Identification of circulating microRNAs as diagnostic biomarkers for use in multiple myeloma.

Author information

1
Medical Research Building, Brighton and Sussex Medical School, University of Sussex, Falmer, Brighton BN1 9PS, UK.

Abstract

BACKGROUND:

Multiple myeloma is a plasma cell disorder that is characterised by clonal proliferation of malignant plasma cells in the bone marrow, monoclonal paraprotein in the blood or urine and associated organ dysfunction. It accounts for approximately 1% of cancers and 13% of haematological cancers. Myeloma arises from an asymptomatic proliferation of monoclonal plasma cells termed monoclonal gammopathy of undetermined significance (MGUS).

METHODS:

MicroRNA expression profiling of serum samples was performed on three patient groups as well as normal controls. Validation of the nine microRNAs detected as promising biomarkers was carried out using TaqMan quantitative reverse transcription PCR. MicroRNA levels in serum were normalised using standard curves to determine the numbers of microRNAs per μl of serum.

▸ Task: Copy the abstract on circulating microRNAs in multiple myeloma word for word, from "Multiple myeloma is" up to and including "undetermined significance (MGUS).".

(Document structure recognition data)
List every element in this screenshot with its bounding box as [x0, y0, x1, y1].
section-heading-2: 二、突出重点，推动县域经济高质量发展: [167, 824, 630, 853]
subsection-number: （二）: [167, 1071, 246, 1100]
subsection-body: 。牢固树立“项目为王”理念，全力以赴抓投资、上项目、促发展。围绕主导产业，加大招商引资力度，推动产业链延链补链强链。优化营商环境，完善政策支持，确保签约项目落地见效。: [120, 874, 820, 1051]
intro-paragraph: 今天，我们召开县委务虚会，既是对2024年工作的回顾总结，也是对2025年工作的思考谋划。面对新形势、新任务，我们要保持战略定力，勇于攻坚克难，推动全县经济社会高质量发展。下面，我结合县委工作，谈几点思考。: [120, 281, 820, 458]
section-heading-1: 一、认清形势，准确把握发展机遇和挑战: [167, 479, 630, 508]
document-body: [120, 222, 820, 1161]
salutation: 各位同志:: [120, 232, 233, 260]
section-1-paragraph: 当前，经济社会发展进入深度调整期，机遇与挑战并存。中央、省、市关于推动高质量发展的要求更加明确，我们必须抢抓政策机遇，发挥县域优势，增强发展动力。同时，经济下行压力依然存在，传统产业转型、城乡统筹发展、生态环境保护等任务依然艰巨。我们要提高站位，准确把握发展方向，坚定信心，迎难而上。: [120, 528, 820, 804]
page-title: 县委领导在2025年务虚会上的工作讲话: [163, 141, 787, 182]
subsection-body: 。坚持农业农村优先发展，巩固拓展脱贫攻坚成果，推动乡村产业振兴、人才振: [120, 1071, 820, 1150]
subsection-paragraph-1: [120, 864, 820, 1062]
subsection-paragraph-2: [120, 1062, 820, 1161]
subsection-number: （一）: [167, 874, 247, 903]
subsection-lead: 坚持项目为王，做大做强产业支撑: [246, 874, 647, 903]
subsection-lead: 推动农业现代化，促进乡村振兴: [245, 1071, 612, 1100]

▸ Answer for this exercise:
Multiple myeloma is a plasma cell disorder that is characterised by clonal proliferation of malignant plasma cells in the bone marrow, monoclonal paraprotein in the blood or urine and associated organ dysfunction. It accounts for approximately 1% of cancers and 13% of haematological cancers. Myeloma arises from an asymptomatic proliferation of monoclonal plasma cells termed monoclonal gammopathy of undetermined significance (MGUS).